■ **PROVIDED PASSAGE**

>> BEGIN

Press Releases

Gulf Resources Reports Fourth Quarter and Fiscal Year 2009 Results

Published Mar 03rd, 2010

NEW YORK and Shandong Province, China, March 3 /PRNewswire-Asia-FirstCall/ -- Gulf Resources, Inc. (Nasdaq: GFRE) ("Gulf Resources" or the "Company"), a leading manufacturer of bromine, crude salt and specialty chemical products in China, today announced its financial results for the fourth quarter and fiscal year ended December 31, 2009.

Fourth Quarter Highlights
-- Revenue was $29.4 million, a year-over-year increase of 21.8%
-- Gross profit was $13.5 million, a year-over-year increase of 36.6%
-- Gross margin increased to 46.0% from 40.9% for the fourth quarter
of 2008
-- Income from operations was $10.2 million, a year-over-year increase
of 20.3%
-- Operating margin was 34.7% compared to 35.2% for the fourth quarter
of 2008
-- Net income was $6.8 million, or $0.21 per basic and diluted share, an
increase of 8.6% from $6.2 million, or $0.25per basic and diluted share
a year ago
-- Excluding a non-cash expense of $1.4 relating to warrants issued in
December 2009, the Company's adjusted net income for the fourth quarter
2009 was $8.1 million, or $0.25 per diluted share
-- Cash totaled $45.5 million as of December 31, 2009
-- Completed upgrades to its chemical production line focused on producing
pesticide additives with a production capacity of 3,000 metric tons
-- Closed a private placement financing and issued 2,941,182 shares of the
Company's common stock at a price of $8.50 per share for an approximate
aggregate purchase price of $25.0 million
-- Hosted a dinner event to celebrate its successful NASDAQ listing in
Hong Kong
-- Commenced formal production using the assets acquired in September 2009
and expects daily bromine and crude salt production of 10 and 370
metric tons, respectively from the assets
Full Year 2009 Highlights
-- Revenue was $110.3 million, a year-over-year increase of 26.0%
-- Gross profit was $48.9 million, an increase of 38.9%
-- Gross margin was 44.3%, compared to 40.2% in 2008
-- Net income was $30.6 million, or $1.00 per basic and diluted share, a
year-over-year increase of 36.6% from $22.4 million, or $0.90 per basic
and diluted share post reverse stock split
-- Excluding a non-cash expense of $1.4 million relating to warrants
issued in December 2009, the Company's adjusted net income for fiscal
year 2009 was $32.0 million, or $1.04 per basic and diluted share
-- Exceeded guidance of $100 to $105 million in revenue and hit the higher
end of the range of $29 to $31 million in net income for 2009

Fourth Quarter 2009 Results
 

"Higher than expected bromine prices and an earlier than anticipated production start of our new pesticide intermediate chemicals allowed us to exceed our revenue guidance and meet the upper range of our net income guidance for 2009. After a softer start in 2009, we have seen a rebound in bromine prices throughout the fourth quarter, with quarterly average selling prices returning close to levels obtained at the end of last year," said Xiaobin Liu, the new Chief Executive Officer of Gulf Resources. "In the fourth quarter we continued to develop our chemical product segment by replacing our old pesticide intermediate products with a new formulation that commands a higher gross profit margin. The feedback from customers who have switched to the upgraded product has been positive so far."

>> END

(Extracted records)
>> BEGIN

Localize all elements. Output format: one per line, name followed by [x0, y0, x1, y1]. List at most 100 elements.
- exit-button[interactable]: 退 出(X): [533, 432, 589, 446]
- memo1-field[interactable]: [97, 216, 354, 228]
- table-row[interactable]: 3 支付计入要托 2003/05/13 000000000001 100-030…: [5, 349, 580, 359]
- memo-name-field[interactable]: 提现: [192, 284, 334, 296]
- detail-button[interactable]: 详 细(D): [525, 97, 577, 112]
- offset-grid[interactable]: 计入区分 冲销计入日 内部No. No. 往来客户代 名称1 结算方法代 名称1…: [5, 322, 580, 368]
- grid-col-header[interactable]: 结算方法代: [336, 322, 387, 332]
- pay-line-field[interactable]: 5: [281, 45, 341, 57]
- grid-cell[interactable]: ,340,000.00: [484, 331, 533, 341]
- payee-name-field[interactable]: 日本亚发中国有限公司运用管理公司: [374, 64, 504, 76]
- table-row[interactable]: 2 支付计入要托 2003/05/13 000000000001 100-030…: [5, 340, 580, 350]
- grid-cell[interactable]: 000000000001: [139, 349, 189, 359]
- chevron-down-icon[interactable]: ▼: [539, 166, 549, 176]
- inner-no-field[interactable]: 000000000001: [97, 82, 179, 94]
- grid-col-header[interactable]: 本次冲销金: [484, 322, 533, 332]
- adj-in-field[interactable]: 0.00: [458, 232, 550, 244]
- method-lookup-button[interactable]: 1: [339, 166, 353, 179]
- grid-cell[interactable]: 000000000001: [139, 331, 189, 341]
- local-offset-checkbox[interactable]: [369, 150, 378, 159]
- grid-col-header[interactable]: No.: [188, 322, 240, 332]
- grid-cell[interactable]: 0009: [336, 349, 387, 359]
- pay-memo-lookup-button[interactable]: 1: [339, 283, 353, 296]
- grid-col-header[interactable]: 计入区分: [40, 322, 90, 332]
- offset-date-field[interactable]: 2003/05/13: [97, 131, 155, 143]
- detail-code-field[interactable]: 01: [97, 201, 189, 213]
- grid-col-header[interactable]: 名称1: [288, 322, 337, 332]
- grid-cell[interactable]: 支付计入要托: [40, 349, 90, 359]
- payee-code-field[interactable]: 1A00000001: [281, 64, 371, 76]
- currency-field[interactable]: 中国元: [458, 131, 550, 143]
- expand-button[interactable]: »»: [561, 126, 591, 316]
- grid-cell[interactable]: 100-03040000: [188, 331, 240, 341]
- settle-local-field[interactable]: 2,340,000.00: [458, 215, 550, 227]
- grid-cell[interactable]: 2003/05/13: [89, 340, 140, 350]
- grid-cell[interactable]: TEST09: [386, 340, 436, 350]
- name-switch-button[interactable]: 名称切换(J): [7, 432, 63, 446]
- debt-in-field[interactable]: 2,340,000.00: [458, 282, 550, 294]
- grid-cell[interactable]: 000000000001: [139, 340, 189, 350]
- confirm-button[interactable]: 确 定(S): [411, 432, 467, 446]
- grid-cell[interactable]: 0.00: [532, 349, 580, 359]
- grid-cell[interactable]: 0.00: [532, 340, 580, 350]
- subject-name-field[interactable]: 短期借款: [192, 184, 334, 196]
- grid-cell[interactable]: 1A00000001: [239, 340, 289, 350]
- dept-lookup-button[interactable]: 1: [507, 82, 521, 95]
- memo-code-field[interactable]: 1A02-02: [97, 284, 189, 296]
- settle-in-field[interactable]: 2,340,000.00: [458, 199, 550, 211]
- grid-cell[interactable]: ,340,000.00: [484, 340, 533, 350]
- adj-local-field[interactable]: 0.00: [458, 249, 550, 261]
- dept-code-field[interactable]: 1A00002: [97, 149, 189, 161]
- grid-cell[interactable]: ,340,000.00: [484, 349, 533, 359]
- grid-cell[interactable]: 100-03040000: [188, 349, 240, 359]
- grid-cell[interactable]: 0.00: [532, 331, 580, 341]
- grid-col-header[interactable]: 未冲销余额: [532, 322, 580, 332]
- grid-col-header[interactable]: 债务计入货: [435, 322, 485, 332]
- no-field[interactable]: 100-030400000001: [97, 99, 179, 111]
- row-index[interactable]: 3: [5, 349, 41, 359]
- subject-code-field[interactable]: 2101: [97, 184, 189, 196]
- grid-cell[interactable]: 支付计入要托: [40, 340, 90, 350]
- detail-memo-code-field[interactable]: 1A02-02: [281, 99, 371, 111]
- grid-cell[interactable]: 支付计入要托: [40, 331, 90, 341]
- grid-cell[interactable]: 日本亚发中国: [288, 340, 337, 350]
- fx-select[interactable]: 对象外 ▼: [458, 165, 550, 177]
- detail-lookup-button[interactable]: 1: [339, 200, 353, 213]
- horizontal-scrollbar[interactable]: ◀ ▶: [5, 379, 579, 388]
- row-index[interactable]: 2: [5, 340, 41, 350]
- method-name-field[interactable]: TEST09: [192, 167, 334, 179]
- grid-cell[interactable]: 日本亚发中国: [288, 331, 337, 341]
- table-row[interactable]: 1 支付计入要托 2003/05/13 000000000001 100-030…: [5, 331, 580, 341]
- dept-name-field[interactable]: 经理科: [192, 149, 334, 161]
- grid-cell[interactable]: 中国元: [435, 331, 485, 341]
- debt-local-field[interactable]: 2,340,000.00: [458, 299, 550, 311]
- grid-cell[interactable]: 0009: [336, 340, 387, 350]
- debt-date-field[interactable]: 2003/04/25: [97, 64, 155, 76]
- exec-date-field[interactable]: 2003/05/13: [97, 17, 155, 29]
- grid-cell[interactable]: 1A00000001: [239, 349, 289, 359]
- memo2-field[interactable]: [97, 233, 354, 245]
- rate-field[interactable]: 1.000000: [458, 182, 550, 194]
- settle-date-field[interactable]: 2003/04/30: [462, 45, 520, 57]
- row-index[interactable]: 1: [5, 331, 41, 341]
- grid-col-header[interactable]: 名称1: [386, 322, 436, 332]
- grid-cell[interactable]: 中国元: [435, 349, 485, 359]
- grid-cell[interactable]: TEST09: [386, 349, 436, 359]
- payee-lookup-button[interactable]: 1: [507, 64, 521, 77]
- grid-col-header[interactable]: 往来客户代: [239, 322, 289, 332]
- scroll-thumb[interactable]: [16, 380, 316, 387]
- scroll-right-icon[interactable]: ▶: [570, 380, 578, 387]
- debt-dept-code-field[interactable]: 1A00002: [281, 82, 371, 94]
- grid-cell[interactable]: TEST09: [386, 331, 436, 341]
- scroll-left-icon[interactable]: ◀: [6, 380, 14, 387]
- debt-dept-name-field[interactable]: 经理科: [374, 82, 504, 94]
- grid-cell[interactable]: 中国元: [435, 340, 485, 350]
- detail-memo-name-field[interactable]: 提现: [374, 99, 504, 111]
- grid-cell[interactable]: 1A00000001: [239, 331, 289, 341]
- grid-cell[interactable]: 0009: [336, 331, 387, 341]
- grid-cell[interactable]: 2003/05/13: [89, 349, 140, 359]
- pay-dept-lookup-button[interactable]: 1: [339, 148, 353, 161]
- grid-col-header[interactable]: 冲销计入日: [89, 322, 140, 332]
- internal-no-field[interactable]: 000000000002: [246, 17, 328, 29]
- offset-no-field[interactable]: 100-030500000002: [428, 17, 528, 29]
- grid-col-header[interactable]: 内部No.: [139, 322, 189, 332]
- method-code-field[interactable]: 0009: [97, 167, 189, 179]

>> END

■ **WORK REQUIRED**
Can you retype everything in the Gulf Resources press release from "Press Releases" down to "December 31, 2009."? The records play no part in what comes next.

■ **ANSWER FOR THIS EXERCISE**
Press Releases

Gulf Resources Reports Fourth Quarter and Fiscal Year 2009 Results

Published Mar 03rd, 2010

NEW YORK and Shandong Province, China, March 3 /PRNewswire-Asia-FirstCall/ -- Gulf Resources, Inc. (Nasdaq: GFRE) ("Gulf Resources" or the "Company"), a leading manufacturer of bromine, crude salt and specialty chemical products in China, today announced its financial results for the fourth quarter and fiscal year ended December 31, 2009.